* [TASK REQUIREMENTS] Copy out every record precisely.
╭─ EXCERPTED RECORDS
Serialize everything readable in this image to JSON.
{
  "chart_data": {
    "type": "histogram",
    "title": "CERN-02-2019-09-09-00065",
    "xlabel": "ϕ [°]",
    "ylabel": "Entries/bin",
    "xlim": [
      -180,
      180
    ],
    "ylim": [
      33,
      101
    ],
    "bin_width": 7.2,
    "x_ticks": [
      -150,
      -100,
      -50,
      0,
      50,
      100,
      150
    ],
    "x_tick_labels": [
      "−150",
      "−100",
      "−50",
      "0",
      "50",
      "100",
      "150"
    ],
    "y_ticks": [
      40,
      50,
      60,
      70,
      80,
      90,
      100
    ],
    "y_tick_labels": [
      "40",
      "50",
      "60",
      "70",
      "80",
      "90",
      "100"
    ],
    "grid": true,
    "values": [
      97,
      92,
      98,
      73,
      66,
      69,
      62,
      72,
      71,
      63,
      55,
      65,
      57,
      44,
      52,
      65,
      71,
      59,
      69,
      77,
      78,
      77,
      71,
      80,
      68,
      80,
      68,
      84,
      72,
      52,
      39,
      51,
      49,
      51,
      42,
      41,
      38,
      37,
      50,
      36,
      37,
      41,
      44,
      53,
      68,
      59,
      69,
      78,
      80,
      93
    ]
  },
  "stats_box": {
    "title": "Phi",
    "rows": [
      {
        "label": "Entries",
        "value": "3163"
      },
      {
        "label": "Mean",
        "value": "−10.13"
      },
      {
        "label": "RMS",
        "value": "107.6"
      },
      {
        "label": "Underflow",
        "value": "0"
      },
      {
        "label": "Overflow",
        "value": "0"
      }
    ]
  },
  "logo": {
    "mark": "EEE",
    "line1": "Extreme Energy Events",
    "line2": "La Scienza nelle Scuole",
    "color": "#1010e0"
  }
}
╰─
* [TASK RESULT]
Serialize everything readable in this image to JSON.
{
  "chart_data": {
    "type": "histogram",
    "title": "CERN-02-2019-09-09-00065",
    "xlabel": "ϕ [°]",
    "ylabel": "Entries/bin",
    "xlim": [
      -180,
      180
    ],
    "ylim": [
      33,
      101
    ],
    "bin_width": 7.2,
    "x_ticks": [
      -150,
      -100,
      -50,
      0,
      50,
      100,
      150
    ],
    "x_tick_labels": [
      "−150",
      "−100",
      "−50",
      "0",
      "50",
      "100",
      "150"
    ],
    "y_ticks": [
      40,
      50,
      60,
      70,
      80,
      90,
      100
    ],
    "y_tick_labels": [
      "40",
      "50",
      "60",
      "70",
      "80",
      "90",
      "100"
    ],
    "grid": true,
    "values": [
      97,
      92,
      98,
      73,
      66,
      69,
      62,
      72,
      71,
      63,
      55,
      65,
      57,
      44,
      52,
      65,
      71,
      59,
      69,
      77,
      78,
      77,
      71,
      80,
      68,
      80,
      68,
      84,
      72,
      52,
      39,
      51,
      49,
      51,
      42,
      41,
      38,
      37,
      50,
      36,
      37,
      41,
      44,
      53,
      68,
      59,
      69,
      78,
      80,
      93
    ]
  },
  "stats_box": {
    "title": "Phi",
    "rows": [
      {
        "label": "Entries",
        "value": "3163"
      },
      {
        "label": "Mean",
        "value": "−10.13"
      },
      {
        "label": "RMS",
        "value": "107.6"
      },
      {
        "label": "Underflow",
        "value": "0"
      },
      {
        "label": "Overflow",
        "value": "0"
      }
    ]
  },
  "logo": {
    "mark": "EEE",
    "line1": "Extreme Energy Events",
    "line2": "La Scienza nelle Scuole",
    "color": "#1010e0"
  }
}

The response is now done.